| Work to complete |
In the records below, count every line containing "Reviews". Reply with the number only.

--- Start of The input ---

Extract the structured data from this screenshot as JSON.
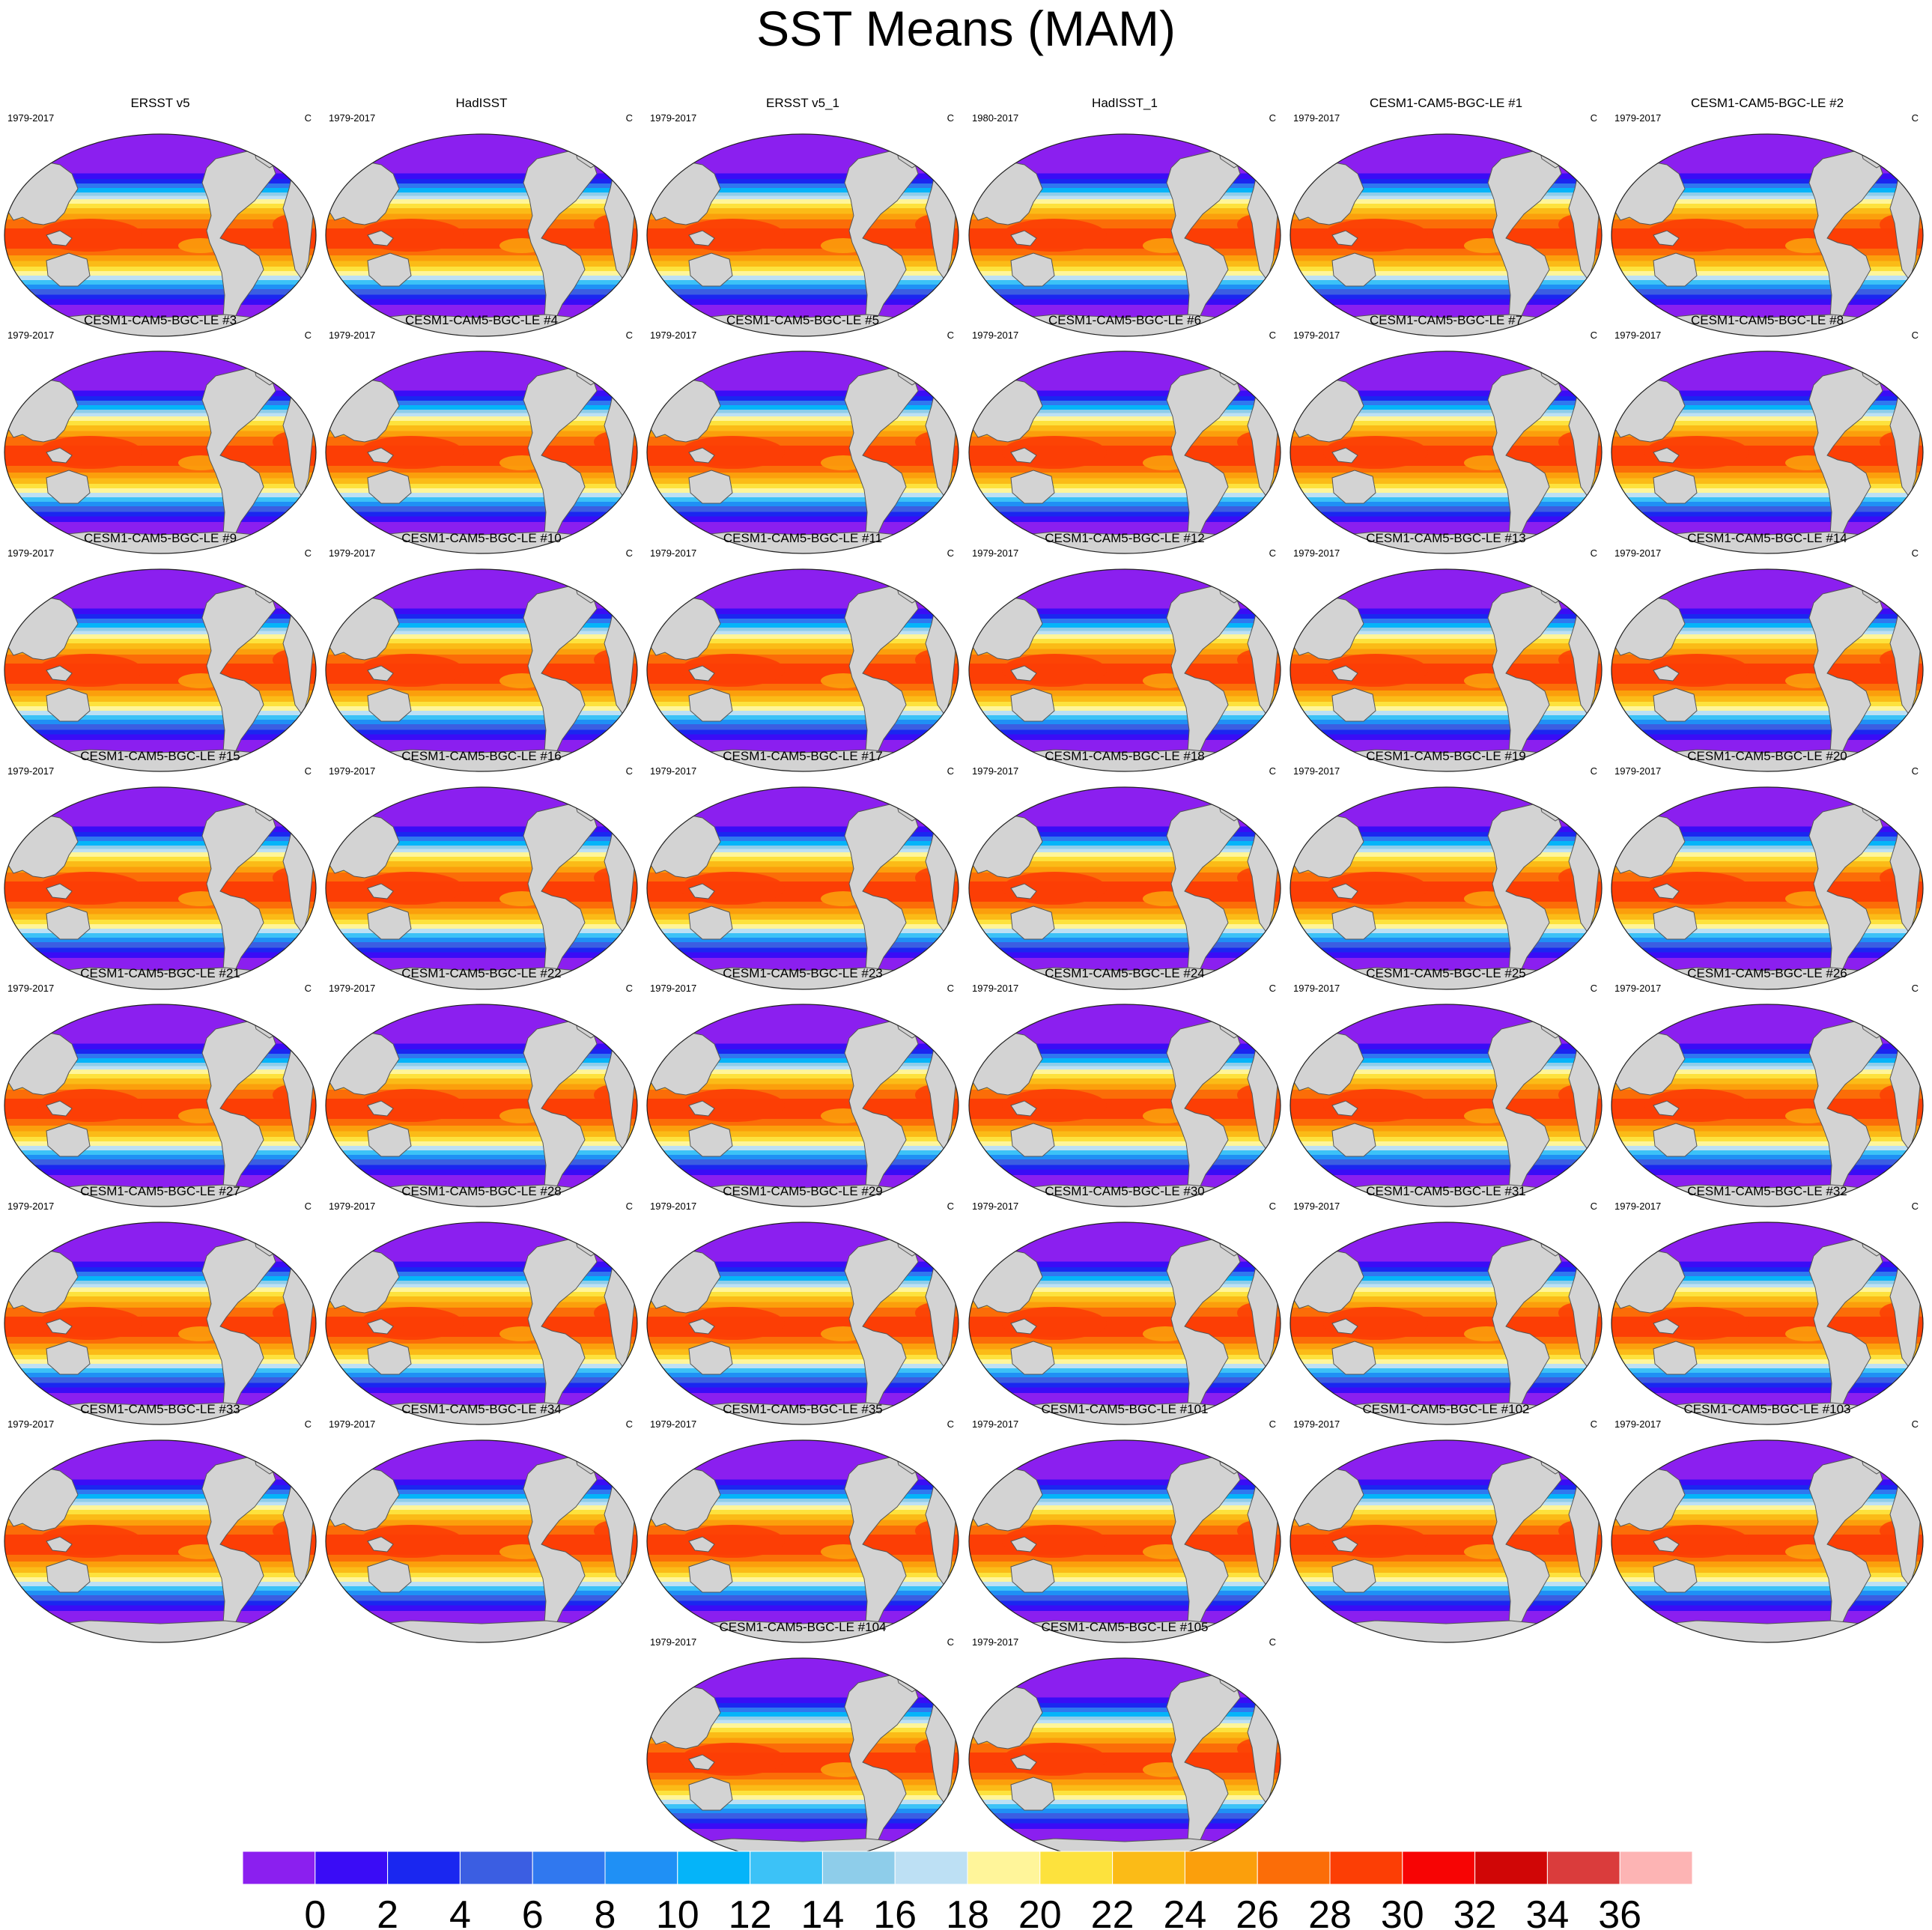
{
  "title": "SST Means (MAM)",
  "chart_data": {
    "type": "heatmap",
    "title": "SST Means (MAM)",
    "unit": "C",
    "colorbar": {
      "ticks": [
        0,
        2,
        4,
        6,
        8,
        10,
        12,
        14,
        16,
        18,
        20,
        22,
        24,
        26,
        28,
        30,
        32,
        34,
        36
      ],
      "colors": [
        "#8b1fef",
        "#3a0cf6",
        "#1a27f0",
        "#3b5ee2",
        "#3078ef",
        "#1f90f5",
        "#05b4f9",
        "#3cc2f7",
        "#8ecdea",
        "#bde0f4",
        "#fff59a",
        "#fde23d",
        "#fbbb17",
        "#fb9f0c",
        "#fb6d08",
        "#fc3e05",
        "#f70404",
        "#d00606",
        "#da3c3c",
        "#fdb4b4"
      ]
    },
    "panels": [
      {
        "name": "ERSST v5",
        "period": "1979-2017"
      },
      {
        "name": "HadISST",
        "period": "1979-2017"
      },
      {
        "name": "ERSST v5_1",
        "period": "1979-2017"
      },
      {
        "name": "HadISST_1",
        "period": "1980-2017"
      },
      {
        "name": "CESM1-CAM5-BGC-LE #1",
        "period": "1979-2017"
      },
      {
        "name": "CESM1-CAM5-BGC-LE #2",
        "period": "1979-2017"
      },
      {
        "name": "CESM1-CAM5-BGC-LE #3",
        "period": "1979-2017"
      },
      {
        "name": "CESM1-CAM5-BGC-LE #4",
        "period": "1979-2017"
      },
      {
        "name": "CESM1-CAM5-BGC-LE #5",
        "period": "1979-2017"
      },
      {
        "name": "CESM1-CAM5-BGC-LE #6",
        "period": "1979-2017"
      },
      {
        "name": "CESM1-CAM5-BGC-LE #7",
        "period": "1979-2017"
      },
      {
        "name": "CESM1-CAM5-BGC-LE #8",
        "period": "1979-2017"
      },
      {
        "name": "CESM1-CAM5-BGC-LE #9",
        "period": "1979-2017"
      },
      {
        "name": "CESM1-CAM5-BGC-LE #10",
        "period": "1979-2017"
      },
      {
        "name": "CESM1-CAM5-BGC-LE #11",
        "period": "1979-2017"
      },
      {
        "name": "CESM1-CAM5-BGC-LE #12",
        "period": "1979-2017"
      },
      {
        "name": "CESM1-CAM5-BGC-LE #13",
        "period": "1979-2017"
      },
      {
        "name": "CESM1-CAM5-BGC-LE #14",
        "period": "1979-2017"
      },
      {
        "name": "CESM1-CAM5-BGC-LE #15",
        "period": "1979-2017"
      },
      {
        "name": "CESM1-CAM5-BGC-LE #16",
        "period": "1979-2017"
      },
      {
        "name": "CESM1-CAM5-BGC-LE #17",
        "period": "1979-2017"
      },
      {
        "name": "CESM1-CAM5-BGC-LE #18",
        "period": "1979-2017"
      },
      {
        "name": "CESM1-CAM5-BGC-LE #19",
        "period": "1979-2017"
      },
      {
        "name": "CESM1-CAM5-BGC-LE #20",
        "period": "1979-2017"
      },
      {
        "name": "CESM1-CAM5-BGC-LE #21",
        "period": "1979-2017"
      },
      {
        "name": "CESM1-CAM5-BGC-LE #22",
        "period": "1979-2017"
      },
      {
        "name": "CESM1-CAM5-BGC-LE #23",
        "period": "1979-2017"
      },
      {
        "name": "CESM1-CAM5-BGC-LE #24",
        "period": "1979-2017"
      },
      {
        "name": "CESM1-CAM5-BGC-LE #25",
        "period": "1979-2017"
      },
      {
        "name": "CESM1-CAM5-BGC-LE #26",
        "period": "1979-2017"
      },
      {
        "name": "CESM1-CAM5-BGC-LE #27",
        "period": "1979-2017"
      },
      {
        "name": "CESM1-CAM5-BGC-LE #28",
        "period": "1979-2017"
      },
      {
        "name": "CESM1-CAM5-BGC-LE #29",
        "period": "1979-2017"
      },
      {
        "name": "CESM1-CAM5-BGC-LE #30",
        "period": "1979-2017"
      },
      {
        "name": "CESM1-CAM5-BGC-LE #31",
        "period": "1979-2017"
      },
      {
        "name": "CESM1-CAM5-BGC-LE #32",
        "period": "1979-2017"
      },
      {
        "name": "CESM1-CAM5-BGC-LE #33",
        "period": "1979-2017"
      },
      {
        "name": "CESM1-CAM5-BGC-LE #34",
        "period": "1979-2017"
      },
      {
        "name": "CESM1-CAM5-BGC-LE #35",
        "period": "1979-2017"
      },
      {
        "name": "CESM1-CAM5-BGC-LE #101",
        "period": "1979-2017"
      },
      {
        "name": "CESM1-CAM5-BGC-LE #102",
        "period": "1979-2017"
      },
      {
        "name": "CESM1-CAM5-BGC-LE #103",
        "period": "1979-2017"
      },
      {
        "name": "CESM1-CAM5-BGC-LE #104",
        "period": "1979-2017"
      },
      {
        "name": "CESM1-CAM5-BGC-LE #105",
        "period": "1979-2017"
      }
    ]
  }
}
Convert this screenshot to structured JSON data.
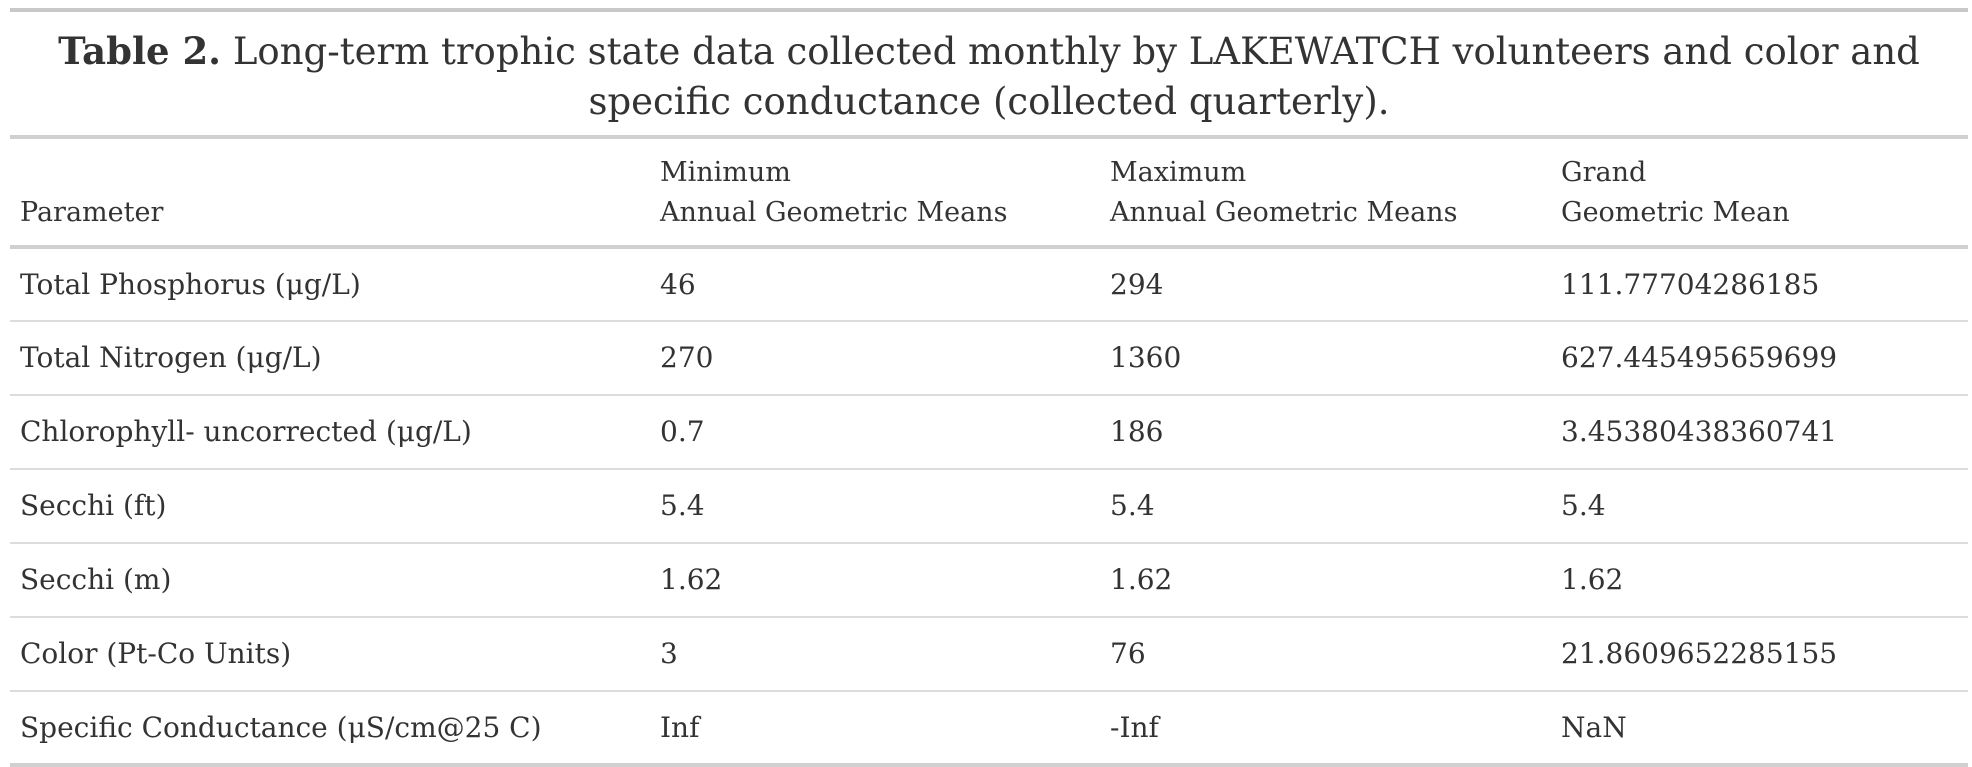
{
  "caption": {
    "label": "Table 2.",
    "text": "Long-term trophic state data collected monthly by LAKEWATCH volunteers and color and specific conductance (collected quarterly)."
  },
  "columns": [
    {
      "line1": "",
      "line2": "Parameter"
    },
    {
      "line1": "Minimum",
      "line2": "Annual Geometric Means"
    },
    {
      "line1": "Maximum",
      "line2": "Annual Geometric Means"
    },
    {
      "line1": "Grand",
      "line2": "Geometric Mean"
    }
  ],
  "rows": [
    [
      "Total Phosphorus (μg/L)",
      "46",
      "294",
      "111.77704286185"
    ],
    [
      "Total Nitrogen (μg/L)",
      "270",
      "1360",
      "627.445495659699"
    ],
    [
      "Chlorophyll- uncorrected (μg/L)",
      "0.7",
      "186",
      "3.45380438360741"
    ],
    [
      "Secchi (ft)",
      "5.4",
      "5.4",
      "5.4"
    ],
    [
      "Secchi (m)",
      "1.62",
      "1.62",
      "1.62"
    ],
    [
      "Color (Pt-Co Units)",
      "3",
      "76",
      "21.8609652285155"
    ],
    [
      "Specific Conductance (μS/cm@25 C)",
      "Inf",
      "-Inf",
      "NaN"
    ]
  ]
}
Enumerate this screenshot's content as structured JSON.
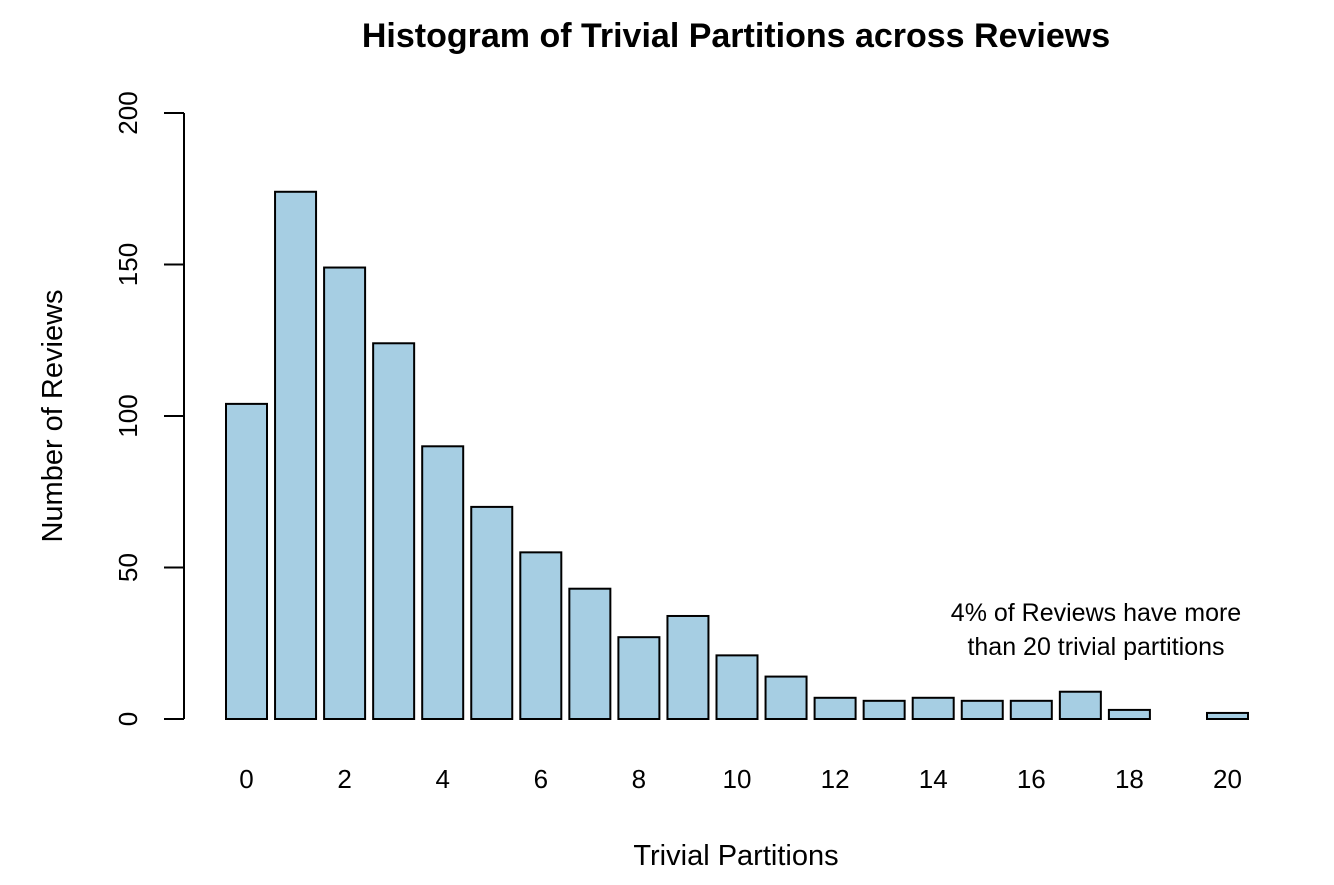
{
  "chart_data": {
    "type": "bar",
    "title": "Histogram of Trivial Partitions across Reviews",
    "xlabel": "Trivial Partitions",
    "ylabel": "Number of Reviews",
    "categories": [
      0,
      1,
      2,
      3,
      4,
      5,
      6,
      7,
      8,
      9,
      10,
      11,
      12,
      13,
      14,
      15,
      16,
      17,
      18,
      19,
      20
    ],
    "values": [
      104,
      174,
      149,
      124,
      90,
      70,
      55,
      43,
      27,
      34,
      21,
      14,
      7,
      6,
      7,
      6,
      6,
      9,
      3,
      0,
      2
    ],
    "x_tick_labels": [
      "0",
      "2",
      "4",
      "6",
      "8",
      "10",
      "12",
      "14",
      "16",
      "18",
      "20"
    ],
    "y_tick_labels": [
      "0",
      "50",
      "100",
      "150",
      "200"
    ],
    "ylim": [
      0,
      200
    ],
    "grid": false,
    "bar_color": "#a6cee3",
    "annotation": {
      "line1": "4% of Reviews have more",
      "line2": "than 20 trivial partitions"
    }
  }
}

--- End of The input ---

| Response |
3